**WHAT YOU NEED TO DO**. Work out how many lines in the data hold the word "this", and reply with that number only.

---------- RECORDED INFORMATION

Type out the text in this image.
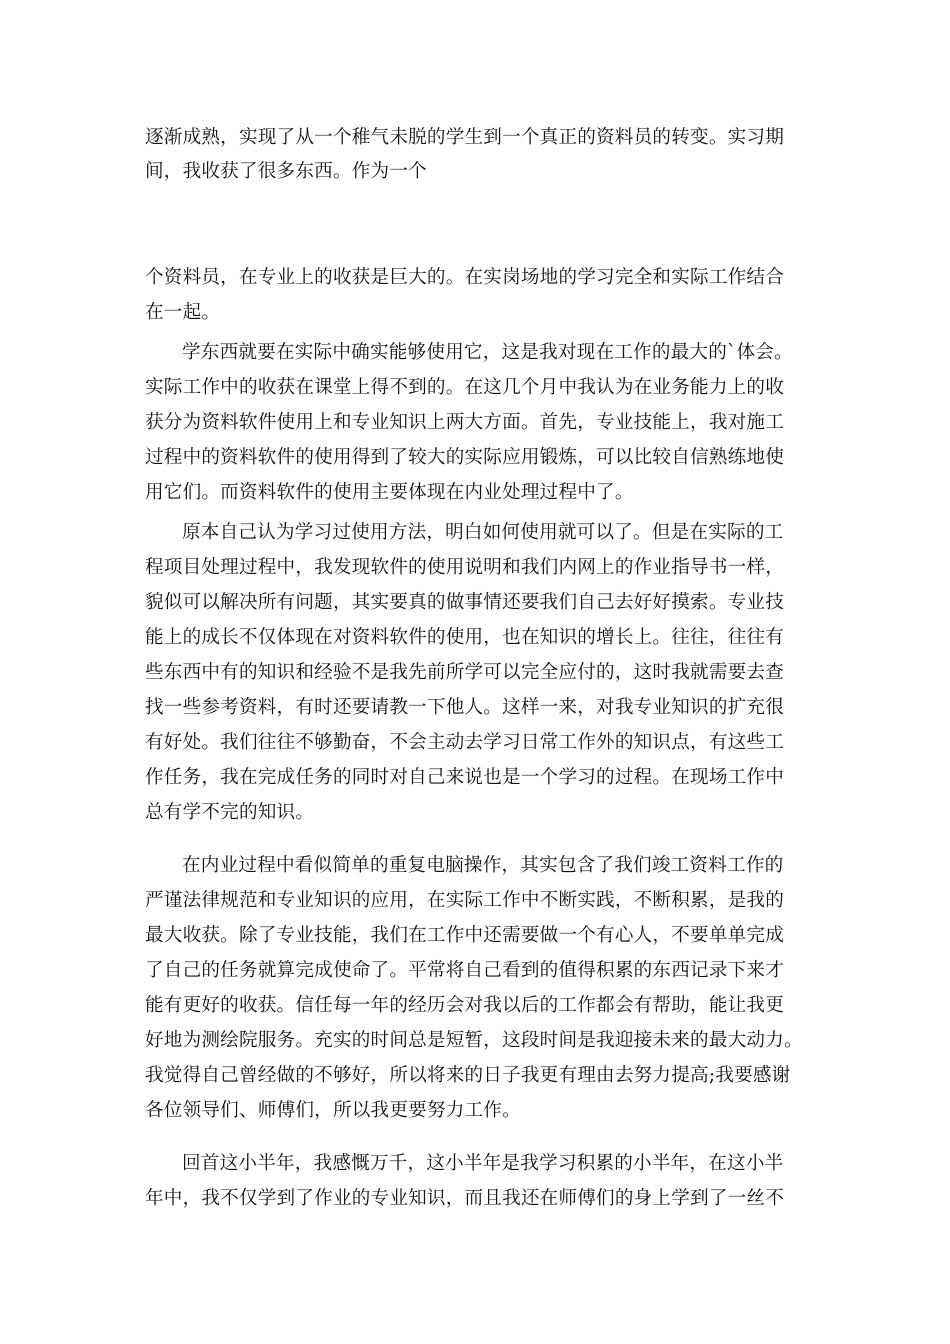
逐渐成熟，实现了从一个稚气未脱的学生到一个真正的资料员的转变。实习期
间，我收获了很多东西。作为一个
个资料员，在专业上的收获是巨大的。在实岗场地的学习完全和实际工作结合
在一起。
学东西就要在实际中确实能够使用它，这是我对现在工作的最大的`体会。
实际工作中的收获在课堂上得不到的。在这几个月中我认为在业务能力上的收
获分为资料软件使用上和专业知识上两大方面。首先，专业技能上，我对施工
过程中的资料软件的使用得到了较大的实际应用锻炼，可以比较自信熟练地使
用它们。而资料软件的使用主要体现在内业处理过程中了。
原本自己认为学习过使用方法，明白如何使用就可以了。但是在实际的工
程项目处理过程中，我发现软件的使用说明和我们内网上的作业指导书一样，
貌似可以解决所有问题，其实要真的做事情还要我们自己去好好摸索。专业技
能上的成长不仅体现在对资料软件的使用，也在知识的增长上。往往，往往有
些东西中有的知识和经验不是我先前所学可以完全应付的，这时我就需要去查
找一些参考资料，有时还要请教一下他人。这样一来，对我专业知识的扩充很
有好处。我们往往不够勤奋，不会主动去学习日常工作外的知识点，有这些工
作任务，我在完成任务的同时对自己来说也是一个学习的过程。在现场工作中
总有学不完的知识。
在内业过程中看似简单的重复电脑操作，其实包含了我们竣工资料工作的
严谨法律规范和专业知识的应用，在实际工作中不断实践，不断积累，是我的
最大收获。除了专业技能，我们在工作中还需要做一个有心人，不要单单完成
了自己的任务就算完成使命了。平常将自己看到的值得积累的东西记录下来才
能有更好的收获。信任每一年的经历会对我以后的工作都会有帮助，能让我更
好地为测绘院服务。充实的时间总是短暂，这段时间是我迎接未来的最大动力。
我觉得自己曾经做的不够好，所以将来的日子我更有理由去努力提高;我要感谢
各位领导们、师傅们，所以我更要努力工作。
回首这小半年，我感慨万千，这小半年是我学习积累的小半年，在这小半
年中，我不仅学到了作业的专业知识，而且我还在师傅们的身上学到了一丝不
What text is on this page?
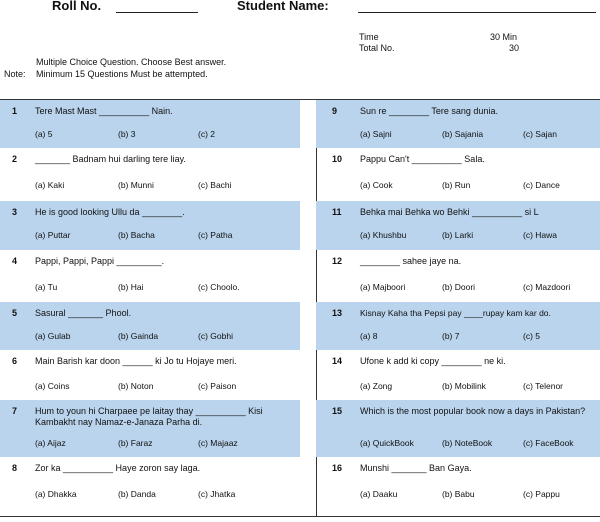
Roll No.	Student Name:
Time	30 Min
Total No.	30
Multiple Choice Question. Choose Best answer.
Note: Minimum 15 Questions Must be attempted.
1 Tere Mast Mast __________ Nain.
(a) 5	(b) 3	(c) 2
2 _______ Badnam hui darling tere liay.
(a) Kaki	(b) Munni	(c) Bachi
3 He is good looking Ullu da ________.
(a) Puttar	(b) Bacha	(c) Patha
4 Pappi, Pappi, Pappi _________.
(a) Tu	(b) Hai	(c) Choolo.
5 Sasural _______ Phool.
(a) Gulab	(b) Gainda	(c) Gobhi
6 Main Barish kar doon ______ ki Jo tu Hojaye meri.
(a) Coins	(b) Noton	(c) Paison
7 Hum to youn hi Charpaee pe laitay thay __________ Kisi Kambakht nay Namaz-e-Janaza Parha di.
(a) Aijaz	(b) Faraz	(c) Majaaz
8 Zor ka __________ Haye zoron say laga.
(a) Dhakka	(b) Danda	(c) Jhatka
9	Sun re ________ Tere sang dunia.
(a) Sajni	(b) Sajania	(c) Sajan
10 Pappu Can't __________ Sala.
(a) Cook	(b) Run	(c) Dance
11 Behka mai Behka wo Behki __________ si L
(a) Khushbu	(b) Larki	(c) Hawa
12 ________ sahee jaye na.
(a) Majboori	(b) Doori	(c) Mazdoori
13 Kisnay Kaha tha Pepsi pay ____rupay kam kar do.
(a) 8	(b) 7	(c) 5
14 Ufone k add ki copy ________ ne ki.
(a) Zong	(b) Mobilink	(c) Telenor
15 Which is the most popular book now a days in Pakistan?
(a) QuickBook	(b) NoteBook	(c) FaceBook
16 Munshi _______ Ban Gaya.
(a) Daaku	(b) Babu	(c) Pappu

--------------------

**COMPLETED TASK**. 2